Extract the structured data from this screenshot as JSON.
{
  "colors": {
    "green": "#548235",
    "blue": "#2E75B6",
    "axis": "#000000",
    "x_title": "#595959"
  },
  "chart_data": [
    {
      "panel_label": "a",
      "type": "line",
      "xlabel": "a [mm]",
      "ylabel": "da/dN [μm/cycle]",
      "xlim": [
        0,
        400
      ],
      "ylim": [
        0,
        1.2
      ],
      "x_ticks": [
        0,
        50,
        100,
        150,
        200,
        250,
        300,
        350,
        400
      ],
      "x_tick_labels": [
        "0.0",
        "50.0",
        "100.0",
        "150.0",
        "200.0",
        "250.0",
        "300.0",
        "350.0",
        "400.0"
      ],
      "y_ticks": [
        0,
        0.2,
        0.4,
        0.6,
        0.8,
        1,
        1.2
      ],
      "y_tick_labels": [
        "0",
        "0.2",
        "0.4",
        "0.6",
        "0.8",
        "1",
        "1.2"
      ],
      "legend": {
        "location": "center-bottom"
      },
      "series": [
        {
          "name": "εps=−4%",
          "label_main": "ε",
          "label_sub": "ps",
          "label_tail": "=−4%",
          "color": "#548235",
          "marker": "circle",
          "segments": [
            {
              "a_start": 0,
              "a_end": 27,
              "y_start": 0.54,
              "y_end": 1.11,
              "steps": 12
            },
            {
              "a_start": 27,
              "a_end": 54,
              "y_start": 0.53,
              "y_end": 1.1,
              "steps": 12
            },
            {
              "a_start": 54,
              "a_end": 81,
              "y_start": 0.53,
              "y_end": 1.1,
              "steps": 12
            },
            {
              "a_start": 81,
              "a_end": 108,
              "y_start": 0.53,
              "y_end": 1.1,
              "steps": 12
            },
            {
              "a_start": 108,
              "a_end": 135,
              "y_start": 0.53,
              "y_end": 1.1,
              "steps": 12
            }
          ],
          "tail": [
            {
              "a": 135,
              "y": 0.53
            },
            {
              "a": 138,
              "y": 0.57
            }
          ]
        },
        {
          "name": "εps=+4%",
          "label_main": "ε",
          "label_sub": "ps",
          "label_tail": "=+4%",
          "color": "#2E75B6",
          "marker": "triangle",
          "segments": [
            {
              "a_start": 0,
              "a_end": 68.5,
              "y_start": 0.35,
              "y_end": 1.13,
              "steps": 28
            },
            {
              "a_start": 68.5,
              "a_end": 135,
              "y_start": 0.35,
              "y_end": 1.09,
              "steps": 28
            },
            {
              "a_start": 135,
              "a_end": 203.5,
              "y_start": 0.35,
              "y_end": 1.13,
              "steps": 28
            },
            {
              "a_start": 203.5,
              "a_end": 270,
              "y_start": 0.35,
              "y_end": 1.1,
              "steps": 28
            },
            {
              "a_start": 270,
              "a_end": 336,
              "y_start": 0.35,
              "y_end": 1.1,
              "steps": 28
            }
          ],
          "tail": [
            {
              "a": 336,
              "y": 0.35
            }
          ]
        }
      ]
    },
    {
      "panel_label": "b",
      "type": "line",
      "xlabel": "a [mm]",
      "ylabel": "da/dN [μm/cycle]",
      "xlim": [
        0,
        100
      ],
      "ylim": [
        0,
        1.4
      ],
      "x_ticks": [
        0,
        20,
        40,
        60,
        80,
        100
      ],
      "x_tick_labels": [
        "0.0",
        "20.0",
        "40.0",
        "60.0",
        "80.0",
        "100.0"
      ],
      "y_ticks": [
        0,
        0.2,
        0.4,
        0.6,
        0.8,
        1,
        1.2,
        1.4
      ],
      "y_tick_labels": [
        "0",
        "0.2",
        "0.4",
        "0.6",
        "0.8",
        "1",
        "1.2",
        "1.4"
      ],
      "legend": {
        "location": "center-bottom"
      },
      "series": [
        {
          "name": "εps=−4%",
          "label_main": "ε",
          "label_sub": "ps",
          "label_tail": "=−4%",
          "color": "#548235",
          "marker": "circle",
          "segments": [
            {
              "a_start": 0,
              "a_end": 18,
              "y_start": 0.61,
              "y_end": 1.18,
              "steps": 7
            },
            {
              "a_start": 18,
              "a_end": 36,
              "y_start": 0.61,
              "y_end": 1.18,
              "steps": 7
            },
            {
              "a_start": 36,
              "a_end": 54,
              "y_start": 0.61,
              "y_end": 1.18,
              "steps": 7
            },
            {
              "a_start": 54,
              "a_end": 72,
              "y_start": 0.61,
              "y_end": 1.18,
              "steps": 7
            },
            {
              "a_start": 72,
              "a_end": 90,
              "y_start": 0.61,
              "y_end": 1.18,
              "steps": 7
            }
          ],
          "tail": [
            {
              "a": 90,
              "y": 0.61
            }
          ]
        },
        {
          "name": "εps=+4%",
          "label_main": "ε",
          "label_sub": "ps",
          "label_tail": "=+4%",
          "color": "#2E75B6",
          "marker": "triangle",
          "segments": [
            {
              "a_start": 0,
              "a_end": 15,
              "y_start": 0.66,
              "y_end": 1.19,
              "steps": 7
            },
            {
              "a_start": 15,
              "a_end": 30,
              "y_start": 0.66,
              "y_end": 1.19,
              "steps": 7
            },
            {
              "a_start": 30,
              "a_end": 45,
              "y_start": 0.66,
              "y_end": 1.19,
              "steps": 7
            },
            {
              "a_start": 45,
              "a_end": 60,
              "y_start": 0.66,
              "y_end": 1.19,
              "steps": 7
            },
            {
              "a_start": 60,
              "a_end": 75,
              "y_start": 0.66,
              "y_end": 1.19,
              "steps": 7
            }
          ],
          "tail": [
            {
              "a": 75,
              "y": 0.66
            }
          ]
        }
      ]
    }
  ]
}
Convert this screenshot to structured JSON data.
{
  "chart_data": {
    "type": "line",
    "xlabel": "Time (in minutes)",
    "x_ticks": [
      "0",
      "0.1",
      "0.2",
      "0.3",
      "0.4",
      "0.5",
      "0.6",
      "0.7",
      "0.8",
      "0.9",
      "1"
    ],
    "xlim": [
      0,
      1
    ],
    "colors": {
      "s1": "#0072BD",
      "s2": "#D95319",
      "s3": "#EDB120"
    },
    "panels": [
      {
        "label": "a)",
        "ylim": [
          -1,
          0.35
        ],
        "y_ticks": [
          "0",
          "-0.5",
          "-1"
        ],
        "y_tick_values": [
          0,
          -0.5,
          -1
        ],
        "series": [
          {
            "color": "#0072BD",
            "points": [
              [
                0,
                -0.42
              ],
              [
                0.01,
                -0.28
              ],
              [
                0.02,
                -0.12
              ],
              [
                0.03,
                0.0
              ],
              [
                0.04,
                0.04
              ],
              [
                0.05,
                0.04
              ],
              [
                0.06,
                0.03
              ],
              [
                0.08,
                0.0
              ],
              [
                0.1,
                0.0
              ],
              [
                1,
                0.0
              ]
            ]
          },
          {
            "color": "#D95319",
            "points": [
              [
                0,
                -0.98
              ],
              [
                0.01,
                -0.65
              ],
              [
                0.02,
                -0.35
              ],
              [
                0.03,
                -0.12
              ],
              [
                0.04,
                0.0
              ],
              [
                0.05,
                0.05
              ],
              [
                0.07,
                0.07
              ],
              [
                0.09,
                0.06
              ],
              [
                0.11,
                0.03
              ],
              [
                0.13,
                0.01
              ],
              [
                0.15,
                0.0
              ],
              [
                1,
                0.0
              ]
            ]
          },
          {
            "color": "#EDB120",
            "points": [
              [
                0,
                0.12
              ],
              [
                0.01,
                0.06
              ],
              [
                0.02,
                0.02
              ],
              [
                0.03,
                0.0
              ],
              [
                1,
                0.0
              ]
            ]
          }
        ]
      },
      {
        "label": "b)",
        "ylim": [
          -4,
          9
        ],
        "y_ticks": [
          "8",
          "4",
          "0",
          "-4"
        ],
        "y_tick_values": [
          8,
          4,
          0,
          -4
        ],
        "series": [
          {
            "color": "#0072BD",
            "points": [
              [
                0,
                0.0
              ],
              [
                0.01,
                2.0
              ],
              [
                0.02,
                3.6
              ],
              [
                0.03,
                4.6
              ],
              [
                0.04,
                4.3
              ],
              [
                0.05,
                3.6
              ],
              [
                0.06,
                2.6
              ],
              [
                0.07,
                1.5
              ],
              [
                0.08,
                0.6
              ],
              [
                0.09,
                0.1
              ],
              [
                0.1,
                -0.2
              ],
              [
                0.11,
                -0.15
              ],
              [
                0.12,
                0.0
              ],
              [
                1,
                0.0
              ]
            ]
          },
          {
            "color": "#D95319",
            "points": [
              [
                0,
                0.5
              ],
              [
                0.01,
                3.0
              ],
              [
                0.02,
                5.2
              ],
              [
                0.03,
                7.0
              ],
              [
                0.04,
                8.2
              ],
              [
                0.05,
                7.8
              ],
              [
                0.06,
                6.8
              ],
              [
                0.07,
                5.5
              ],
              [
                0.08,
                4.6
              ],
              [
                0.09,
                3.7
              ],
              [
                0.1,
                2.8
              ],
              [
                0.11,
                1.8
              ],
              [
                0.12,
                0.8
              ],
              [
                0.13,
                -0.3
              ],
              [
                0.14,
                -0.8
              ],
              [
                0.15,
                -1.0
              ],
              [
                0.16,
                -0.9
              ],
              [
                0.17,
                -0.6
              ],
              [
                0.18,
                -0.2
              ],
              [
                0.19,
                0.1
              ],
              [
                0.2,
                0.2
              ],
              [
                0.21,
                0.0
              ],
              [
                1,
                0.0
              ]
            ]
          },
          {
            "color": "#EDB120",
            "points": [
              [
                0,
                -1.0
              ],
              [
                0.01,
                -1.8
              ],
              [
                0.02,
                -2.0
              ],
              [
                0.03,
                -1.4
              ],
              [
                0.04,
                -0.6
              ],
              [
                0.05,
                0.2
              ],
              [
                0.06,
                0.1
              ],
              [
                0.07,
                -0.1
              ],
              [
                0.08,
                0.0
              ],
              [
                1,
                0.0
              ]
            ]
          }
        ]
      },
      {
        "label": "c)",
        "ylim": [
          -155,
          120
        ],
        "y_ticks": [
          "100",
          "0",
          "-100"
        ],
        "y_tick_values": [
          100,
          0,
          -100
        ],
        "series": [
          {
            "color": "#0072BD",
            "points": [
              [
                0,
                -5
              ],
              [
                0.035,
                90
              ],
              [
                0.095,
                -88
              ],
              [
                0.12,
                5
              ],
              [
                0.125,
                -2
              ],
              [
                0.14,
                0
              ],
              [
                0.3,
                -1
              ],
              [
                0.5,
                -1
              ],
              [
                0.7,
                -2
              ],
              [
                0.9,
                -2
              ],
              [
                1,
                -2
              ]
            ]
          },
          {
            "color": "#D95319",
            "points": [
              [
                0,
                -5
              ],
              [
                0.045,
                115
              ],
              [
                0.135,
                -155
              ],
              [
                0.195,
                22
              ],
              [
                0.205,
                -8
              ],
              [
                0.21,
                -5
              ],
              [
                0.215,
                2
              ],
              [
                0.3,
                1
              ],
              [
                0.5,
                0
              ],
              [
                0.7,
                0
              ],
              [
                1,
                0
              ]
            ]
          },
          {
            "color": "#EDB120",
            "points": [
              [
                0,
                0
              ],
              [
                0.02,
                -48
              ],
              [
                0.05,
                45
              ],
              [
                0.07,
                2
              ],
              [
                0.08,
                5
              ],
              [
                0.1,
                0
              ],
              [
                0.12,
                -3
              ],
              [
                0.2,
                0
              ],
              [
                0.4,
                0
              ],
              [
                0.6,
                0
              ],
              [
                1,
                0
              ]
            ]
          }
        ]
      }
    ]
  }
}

**Given request:**
Answer with a single number: the count of lines holding the word "structured".

**Worked solution:**
2